Check every line below for the word "share" and copy each one that has it.

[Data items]
[start]

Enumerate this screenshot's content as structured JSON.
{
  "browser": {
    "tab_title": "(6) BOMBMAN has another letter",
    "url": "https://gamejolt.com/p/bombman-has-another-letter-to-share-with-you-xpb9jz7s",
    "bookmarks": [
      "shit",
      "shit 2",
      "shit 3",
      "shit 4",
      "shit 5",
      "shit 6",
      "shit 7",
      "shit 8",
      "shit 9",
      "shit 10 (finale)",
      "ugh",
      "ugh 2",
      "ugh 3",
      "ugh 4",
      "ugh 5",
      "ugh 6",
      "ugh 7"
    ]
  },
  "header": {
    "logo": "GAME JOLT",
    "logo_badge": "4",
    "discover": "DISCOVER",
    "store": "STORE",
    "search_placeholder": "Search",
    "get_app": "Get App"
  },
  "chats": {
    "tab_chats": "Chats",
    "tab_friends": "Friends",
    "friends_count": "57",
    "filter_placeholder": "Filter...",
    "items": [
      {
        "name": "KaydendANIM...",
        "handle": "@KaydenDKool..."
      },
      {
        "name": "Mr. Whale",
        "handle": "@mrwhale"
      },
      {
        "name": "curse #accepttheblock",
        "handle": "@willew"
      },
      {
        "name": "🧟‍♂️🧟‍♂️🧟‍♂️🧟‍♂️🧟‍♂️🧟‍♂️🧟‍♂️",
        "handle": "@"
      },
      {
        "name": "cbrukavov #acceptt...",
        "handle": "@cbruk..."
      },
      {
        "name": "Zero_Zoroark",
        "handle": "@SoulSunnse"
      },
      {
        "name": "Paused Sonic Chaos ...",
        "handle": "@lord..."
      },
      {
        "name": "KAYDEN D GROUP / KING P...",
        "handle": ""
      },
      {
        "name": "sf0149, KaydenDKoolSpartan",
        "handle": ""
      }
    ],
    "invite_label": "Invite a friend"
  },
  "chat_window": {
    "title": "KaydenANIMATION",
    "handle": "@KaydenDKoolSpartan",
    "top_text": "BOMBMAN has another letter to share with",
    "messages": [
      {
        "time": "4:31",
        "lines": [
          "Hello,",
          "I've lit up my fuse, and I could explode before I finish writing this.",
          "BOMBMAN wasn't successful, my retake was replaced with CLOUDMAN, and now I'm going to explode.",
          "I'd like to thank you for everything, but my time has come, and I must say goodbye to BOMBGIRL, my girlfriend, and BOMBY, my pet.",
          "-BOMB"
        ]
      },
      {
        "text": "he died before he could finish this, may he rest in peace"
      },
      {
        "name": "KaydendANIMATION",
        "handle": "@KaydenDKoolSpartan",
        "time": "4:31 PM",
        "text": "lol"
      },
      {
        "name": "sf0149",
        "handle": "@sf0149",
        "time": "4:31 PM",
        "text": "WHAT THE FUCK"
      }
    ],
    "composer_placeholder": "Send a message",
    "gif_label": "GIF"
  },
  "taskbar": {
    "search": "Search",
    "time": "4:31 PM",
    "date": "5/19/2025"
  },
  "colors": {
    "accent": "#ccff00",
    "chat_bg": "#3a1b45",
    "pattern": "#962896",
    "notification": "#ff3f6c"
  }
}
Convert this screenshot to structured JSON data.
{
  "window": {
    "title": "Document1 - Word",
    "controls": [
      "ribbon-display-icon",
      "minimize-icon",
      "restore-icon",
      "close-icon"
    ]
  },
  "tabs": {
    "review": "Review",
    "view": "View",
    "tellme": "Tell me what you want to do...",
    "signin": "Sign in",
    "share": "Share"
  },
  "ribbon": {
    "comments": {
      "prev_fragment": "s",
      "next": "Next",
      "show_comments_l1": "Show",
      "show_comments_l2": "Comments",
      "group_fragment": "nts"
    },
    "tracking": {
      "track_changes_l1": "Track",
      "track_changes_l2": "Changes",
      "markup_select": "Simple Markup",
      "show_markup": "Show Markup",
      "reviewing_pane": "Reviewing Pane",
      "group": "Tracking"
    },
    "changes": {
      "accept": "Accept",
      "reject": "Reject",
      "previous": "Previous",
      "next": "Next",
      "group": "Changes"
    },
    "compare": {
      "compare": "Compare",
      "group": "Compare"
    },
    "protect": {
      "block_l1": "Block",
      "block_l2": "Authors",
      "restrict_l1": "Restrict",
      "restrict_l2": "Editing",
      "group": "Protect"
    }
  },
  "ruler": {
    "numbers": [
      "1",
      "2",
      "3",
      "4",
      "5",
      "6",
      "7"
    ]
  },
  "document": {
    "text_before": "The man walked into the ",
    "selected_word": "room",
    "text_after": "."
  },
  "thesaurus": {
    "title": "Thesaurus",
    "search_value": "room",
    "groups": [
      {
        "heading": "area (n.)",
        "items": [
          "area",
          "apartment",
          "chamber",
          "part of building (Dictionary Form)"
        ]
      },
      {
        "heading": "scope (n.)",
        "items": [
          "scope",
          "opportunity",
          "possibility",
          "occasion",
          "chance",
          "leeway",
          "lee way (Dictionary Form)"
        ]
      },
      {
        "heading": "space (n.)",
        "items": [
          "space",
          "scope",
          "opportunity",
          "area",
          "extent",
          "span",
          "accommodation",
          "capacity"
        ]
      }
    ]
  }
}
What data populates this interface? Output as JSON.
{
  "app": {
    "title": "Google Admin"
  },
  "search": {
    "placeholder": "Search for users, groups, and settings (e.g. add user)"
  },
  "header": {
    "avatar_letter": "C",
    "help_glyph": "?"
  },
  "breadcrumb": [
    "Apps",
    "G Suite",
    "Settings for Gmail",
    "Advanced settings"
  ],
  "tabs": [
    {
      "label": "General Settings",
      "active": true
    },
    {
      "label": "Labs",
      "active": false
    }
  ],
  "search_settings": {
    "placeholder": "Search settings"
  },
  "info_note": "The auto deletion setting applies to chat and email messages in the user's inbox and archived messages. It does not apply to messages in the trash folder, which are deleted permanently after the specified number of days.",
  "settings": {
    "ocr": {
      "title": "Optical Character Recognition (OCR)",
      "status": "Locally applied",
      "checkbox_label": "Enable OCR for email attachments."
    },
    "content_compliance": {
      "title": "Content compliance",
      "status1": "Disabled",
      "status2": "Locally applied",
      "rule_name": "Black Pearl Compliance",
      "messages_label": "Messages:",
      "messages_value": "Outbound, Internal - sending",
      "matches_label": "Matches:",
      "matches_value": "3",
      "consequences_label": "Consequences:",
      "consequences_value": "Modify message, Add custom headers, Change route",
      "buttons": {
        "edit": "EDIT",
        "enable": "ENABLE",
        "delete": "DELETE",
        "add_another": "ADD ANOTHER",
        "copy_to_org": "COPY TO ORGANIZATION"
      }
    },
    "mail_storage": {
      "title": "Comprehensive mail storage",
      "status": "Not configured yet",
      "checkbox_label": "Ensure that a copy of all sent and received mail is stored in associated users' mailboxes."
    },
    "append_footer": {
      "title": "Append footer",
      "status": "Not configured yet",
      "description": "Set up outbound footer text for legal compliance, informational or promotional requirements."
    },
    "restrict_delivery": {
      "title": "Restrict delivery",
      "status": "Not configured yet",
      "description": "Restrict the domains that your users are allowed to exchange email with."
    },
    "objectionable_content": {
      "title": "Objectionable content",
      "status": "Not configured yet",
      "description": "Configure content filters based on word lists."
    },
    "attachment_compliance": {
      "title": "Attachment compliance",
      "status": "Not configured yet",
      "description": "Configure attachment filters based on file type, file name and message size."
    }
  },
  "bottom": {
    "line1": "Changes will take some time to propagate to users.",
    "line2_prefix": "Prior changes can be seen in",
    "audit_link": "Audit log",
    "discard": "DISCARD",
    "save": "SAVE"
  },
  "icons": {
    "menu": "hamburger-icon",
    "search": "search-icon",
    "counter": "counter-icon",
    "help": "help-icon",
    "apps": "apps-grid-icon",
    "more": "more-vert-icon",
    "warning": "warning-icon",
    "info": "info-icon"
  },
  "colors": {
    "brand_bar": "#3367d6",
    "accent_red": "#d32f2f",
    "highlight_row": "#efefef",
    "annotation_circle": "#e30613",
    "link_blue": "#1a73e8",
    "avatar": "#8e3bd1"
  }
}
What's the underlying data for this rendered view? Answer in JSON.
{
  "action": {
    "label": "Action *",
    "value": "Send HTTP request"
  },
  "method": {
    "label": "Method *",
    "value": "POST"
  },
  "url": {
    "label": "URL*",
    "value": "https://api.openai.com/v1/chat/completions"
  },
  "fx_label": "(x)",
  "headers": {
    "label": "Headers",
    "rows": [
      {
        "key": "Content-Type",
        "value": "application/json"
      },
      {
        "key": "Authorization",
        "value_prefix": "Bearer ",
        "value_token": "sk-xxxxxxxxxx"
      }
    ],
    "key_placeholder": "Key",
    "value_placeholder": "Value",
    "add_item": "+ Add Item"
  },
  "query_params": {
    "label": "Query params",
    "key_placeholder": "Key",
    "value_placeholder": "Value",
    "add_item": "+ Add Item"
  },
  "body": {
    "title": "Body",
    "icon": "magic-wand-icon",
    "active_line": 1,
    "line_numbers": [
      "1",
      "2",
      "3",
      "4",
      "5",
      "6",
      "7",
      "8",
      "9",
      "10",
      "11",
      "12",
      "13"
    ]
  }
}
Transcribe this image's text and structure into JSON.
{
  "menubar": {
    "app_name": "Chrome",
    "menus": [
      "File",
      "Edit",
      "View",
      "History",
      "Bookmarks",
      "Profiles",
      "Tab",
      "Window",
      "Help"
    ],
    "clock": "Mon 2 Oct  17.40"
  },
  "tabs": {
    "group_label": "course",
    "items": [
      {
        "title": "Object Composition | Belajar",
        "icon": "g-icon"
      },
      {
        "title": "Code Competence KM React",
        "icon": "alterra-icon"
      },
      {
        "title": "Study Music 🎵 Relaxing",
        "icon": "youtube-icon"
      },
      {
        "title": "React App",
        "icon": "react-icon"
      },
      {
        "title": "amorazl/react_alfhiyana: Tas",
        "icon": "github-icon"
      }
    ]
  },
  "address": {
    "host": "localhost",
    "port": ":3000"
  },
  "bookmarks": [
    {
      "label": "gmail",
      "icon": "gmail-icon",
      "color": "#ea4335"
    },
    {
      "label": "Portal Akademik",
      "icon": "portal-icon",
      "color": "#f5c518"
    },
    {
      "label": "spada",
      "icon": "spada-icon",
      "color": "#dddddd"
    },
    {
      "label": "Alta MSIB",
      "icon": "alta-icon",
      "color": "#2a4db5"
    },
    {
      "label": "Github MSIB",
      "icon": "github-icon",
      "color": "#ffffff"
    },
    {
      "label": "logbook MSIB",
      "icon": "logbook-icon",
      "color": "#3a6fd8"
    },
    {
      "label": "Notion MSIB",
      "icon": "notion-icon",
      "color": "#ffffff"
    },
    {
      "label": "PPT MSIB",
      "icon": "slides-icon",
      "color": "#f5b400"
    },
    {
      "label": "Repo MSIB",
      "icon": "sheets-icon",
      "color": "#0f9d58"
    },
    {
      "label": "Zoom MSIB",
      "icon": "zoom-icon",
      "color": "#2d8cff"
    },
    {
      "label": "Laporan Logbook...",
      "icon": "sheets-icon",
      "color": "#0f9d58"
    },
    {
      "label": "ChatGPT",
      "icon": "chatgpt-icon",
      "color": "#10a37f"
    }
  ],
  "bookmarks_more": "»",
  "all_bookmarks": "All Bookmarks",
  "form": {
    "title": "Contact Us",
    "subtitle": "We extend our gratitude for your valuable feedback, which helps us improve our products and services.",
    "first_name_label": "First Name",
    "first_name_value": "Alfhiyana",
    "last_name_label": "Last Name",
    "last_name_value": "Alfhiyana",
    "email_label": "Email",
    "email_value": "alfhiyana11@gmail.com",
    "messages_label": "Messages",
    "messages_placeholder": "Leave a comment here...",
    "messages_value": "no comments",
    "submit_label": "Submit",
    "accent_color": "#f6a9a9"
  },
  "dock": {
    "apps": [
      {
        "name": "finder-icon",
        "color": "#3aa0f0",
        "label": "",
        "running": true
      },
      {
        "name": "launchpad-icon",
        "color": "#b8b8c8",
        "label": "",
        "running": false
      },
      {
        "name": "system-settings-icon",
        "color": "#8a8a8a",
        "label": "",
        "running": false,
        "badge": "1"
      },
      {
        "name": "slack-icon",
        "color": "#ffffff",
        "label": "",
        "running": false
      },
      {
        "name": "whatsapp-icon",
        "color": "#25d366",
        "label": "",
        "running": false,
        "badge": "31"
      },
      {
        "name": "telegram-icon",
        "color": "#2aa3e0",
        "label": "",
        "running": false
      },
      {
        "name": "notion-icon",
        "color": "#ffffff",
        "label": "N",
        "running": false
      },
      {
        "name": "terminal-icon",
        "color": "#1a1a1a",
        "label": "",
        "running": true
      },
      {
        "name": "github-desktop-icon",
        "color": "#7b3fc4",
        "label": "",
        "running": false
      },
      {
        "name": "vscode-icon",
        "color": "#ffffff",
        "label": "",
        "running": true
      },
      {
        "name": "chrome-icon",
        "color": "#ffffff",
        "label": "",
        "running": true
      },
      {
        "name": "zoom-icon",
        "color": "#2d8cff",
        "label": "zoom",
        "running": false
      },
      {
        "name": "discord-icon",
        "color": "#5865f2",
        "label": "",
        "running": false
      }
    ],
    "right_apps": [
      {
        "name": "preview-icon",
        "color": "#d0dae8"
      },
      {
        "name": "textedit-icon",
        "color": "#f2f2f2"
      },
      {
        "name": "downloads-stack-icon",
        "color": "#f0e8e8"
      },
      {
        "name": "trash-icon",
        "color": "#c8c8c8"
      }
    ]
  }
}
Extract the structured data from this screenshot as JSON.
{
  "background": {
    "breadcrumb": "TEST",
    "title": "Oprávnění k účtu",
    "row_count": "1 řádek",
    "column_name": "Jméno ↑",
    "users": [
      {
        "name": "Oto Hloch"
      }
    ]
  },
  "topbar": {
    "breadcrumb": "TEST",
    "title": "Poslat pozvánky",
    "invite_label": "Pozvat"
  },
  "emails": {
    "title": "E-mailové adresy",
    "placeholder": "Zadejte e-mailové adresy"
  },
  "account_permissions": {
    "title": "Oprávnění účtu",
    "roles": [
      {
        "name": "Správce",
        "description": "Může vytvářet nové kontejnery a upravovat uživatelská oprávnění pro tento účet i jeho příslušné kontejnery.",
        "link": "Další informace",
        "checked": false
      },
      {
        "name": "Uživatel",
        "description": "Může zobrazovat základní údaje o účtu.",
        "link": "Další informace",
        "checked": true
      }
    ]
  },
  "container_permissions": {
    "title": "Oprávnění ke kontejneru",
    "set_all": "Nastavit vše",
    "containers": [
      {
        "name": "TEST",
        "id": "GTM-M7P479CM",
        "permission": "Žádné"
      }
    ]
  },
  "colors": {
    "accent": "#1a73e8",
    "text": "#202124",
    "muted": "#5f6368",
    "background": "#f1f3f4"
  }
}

[end]

• **Solution below**
    "url": "https://gamejolt.com/p/bombman-has-another-letter-to-share-with-you-xpb9jz7s",
    "top_text": "BOMBMAN has another letter to share with",
    "share": "Share"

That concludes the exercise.